▶ Input material:
____

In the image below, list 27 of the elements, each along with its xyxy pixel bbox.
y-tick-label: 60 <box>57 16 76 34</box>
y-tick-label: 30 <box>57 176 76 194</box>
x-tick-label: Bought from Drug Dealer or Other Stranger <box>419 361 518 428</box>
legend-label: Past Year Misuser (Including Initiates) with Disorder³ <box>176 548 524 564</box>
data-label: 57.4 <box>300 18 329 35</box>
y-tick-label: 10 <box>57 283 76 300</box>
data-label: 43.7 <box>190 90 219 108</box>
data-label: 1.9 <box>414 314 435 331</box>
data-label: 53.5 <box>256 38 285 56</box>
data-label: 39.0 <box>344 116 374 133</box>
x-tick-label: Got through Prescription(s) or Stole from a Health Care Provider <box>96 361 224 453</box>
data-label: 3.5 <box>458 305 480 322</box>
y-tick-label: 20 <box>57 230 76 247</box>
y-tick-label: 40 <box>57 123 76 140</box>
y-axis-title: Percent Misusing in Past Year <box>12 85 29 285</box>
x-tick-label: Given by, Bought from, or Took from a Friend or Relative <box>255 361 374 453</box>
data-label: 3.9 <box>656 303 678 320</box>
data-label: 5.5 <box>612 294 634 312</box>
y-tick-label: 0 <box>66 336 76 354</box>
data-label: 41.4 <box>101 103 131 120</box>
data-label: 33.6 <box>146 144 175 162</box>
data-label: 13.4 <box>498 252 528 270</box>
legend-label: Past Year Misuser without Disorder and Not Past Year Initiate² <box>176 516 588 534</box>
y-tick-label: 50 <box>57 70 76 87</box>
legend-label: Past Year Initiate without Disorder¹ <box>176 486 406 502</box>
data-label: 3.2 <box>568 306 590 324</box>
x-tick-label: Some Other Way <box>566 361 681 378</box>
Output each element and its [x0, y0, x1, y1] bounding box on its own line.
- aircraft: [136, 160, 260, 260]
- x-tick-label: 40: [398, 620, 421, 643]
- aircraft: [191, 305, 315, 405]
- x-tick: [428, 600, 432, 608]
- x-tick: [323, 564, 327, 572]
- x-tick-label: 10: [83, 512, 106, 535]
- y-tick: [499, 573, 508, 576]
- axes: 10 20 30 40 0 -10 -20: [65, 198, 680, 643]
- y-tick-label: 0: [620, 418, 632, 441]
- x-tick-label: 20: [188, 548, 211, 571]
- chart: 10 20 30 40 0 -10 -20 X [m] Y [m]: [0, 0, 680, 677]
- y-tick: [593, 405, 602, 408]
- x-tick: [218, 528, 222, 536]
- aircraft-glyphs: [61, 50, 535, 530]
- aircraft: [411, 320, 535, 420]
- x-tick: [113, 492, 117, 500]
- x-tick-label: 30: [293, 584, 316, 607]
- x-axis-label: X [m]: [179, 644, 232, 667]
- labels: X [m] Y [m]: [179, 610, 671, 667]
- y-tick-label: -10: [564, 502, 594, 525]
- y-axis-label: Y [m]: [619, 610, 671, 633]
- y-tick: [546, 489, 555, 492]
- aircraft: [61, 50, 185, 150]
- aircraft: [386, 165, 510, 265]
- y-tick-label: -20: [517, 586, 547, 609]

____

Retype the rows from the very first line down to the line containing "- y-tick-label: 0: [620, 418, 632, 441]", both included, with every character unchanged.

▶ Written response:
In the image below, list 27 of the elements, each along with its xyxy pixel bbox.
y-tick-label: 60 <box>57 16 76 34</box>
y-tick-label: 30 <box>57 176 76 194</box>
x-tick-label: Bought from Drug Dealer or Other Stranger <box>419 361 518 428</box>
legend-label: Past Year Misuser (Including Initiates) with Disorder³ <box>176 548 524 564</box>
data-label: 57.4 <box>300 18 329 35</box>
y-tick-label: 10 <box>57 283 76 300</box>
data-label: 43.7 <box>190 90 219 108</box>
data-label: 1.9 <box>414 314 435 331</box>
data-label: 53.5 <box>256 38 285 56</box>
data-label: 39.0 <box>344 116 374 133</box>
x-tick-label: Got through Prescription(s) or Stole from a Health Care Provider <box>96 361 224 453</box>
data-label: 3.5 <box>458 305 480 322</box>
y-tick-label: 20 <box>57 230 76 247</box>
y-tick-label: 40 <box>57 123 76 140</box>
y-axis-title: Percent Misusing in Past Year <box>12 85 29 285</box>
x-tick-label: Given by, Bought from, or Took from a Friend or Relative <box>255 361 374 453</box>
data-label: 3.9 <box>656 303 678 320</box>
data-label: 5.5 <box>612 294 634 312</box>
y-tick-label: 0 <box>66 336 76 354</box>
data-label: 41.4 <box>101 103 131 120</box>
data-label: 33.6 <box>146 144 175 162</box>
data-label: 13.4 <box>498 252 528 270</box>
legend-label: Past Year Misuser without Disorder and Not Past Year Initiate² <box>176 516 588 534</box>
y-tick-label: 50 <box>57 70 76 87</box>
legend-label: Past Year Initiate without Disorder¹ <box>176 486 406 502</box>
data-label: 3.2 <box>568 306 590 324</box>
x-tick-label: Some Other Way <box>566 361 681 378</box>
Output each element and its [x0, y0, x1, y1] bounding box on its own line.
- aircraft: [136, 160, 260, 260]
- x-tick-label: 40: [398, 620, 421, 643]
- aircraft: [191, 305, 315, 405]
- x-tick: [428, 600, 432, 608]
- x-tick: [323, 564, 327, 572]
- x-tick-label: 10: [83, 512, 106, 535]
- y-tick: [499, 573, 508, 576]
- axes: 10 20 30 40 0 -10 -20: [65, 198, 680, 643]
- y-tick-label: 0: [620, 418, 632, 441]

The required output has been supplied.